[INSTRUCTIONS FOR THE TASK]
Pick out the lines below with "Accounts" and list them.

[Dataset entries on figures]
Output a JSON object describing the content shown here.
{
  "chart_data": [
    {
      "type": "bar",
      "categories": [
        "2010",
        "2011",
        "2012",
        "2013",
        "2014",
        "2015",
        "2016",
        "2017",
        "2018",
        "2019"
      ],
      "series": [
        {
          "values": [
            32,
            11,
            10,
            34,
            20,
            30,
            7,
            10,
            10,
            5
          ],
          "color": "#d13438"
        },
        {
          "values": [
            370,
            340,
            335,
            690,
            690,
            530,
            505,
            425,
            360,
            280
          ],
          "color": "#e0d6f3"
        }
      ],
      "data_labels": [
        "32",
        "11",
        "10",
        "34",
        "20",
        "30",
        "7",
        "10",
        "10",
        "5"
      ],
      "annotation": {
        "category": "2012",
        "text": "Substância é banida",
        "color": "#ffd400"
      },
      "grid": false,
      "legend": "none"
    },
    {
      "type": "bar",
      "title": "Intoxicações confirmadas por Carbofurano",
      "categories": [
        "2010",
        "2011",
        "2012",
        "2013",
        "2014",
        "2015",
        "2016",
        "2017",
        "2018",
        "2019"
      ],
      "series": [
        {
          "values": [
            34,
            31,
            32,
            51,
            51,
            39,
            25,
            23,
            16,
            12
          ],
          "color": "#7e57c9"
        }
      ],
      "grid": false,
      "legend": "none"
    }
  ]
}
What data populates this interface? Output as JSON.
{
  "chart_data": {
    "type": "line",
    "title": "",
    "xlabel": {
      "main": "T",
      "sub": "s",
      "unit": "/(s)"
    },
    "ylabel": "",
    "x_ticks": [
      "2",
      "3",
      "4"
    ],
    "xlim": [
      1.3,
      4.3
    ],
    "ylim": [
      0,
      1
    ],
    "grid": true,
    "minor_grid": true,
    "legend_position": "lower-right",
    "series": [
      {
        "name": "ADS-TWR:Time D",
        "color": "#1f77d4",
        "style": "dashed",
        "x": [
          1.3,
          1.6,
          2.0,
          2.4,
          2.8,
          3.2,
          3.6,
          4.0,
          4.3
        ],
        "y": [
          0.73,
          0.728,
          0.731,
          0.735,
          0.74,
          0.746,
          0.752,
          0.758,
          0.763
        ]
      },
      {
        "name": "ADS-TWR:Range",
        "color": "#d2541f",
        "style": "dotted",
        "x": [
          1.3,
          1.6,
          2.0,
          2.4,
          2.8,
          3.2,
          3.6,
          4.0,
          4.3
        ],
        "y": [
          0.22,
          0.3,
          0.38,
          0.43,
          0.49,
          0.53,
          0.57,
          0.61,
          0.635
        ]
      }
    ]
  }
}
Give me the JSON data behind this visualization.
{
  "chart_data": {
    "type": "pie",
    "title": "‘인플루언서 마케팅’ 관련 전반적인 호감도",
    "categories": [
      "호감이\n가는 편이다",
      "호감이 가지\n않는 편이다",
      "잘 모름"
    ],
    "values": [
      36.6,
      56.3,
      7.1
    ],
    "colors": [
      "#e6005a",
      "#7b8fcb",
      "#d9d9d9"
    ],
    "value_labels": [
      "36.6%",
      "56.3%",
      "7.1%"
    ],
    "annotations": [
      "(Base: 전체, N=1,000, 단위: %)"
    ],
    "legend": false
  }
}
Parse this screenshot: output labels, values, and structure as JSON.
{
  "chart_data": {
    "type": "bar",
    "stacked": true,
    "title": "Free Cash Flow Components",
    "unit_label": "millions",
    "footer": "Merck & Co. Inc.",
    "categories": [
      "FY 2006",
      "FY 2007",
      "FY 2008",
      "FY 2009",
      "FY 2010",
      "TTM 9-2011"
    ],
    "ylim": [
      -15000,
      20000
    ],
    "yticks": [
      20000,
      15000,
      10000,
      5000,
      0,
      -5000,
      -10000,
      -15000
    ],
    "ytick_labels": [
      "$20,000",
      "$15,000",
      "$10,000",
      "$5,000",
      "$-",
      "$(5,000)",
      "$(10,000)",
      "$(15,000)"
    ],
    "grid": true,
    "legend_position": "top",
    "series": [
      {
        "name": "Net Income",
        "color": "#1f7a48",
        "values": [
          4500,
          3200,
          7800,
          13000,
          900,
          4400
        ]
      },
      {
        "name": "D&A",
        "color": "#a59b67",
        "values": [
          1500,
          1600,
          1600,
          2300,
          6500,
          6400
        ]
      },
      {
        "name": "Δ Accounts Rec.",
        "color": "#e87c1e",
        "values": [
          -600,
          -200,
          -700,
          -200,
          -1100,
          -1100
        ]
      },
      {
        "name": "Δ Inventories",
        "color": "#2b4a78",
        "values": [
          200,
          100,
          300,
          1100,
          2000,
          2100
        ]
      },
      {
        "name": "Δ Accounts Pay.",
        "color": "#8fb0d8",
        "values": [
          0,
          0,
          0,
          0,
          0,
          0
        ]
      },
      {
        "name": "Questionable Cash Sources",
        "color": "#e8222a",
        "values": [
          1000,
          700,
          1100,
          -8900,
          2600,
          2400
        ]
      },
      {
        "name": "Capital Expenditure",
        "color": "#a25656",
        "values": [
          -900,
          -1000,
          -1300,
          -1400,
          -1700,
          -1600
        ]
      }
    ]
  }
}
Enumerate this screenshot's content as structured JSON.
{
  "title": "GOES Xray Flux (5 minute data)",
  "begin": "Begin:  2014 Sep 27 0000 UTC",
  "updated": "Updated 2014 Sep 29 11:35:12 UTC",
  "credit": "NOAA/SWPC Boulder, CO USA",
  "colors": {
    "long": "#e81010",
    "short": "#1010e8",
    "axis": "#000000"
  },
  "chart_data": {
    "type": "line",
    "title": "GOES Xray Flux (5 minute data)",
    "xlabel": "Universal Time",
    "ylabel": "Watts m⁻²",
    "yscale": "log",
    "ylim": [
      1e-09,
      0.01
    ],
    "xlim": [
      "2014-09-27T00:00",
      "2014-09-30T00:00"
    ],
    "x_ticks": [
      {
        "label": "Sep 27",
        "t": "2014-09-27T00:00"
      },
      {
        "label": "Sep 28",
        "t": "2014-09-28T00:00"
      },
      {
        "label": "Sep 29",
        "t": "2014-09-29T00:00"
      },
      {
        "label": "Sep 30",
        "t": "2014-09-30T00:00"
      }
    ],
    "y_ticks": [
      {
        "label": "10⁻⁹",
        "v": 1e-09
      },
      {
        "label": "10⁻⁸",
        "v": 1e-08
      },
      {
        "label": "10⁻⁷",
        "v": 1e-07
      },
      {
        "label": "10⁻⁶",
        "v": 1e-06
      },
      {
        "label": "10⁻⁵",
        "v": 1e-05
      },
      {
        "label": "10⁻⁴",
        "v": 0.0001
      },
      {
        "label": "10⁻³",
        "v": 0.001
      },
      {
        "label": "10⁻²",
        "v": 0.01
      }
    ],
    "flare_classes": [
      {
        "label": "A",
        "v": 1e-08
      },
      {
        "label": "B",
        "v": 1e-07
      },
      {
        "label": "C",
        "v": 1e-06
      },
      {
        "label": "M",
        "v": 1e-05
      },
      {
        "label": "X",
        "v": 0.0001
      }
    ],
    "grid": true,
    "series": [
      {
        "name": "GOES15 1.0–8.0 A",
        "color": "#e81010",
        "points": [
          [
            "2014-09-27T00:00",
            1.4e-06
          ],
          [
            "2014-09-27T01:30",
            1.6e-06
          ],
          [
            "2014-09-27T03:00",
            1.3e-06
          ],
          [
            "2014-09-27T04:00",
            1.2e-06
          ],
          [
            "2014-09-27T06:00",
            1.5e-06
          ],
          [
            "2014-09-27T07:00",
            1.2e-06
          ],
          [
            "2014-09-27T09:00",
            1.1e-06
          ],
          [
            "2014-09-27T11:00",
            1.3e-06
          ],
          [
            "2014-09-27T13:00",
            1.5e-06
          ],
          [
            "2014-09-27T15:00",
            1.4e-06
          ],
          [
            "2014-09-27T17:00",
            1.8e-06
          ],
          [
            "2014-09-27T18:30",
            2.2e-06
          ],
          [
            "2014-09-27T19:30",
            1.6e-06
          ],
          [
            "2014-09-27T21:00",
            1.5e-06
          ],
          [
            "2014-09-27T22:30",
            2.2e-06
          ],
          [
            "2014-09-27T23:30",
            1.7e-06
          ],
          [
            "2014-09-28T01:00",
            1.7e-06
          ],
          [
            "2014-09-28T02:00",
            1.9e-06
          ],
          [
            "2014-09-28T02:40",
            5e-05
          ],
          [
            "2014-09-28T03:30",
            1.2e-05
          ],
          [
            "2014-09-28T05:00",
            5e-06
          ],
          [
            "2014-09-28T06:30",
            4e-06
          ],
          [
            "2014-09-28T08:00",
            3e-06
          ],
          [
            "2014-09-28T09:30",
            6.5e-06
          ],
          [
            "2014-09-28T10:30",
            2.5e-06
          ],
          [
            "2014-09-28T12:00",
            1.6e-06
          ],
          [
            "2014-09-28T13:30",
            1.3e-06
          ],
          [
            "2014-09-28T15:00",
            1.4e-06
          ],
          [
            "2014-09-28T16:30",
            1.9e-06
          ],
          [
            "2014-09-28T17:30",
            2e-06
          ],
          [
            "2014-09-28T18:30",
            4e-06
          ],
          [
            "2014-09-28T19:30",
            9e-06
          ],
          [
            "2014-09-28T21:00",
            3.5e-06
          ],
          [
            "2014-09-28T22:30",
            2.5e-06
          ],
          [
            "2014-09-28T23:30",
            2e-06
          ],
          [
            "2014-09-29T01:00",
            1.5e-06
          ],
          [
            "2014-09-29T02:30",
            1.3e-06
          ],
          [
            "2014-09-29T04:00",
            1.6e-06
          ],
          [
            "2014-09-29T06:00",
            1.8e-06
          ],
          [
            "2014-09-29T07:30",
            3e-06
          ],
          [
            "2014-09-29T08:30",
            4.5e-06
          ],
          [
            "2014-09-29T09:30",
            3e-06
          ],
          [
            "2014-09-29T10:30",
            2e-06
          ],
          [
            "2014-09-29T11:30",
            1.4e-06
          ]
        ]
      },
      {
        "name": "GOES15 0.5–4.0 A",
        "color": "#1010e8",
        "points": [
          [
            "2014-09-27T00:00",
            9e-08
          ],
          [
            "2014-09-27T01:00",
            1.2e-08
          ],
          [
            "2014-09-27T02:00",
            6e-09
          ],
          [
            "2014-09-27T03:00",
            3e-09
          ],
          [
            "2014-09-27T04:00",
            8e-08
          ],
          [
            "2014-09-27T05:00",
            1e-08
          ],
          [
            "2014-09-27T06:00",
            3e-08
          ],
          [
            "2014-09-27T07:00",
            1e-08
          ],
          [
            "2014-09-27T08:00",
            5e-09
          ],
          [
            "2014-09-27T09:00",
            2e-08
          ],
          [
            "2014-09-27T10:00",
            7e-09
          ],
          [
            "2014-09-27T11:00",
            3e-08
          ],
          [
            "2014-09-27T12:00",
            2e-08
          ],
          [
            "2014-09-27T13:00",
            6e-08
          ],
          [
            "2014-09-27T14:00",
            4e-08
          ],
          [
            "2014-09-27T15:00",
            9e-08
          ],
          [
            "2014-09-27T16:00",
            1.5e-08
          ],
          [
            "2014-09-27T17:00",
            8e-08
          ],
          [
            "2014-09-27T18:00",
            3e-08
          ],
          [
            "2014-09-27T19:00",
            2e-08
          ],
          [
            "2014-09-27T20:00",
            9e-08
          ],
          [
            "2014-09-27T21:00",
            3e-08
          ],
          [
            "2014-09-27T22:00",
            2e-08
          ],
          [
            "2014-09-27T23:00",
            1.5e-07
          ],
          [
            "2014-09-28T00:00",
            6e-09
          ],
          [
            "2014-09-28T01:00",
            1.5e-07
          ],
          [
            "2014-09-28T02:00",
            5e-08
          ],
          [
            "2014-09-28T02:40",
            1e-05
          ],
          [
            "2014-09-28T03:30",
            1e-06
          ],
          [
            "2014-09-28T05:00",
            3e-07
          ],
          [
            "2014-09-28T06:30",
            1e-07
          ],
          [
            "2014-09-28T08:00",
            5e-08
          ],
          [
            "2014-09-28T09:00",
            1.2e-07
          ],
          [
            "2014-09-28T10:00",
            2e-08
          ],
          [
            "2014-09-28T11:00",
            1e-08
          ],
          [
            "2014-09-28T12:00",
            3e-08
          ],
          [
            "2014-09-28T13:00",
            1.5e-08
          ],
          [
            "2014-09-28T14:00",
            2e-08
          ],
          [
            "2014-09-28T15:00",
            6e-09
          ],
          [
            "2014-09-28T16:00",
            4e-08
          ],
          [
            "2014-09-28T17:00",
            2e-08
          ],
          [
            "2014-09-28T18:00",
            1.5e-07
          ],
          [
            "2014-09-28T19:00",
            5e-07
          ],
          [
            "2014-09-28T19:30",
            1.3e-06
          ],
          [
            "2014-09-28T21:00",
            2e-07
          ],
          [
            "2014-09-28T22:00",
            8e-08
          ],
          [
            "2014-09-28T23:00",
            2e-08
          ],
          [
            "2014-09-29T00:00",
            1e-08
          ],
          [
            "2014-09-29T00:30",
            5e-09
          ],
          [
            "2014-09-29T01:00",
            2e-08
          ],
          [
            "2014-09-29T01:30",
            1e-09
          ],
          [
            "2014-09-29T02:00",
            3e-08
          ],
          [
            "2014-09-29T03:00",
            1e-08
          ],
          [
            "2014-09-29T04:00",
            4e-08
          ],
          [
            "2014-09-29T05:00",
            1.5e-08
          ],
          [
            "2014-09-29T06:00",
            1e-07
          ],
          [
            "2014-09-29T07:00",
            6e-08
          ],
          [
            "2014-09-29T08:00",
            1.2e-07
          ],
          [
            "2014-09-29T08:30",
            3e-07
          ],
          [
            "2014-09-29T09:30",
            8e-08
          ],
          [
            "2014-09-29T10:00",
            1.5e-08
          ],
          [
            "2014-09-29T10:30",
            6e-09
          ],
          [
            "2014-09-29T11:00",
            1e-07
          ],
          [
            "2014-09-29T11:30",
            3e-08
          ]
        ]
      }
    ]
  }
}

[PROBLEM SOLUTION]
        "name": "Δ Accounts Rec.",
        "name": "Δ Accounts Pay.",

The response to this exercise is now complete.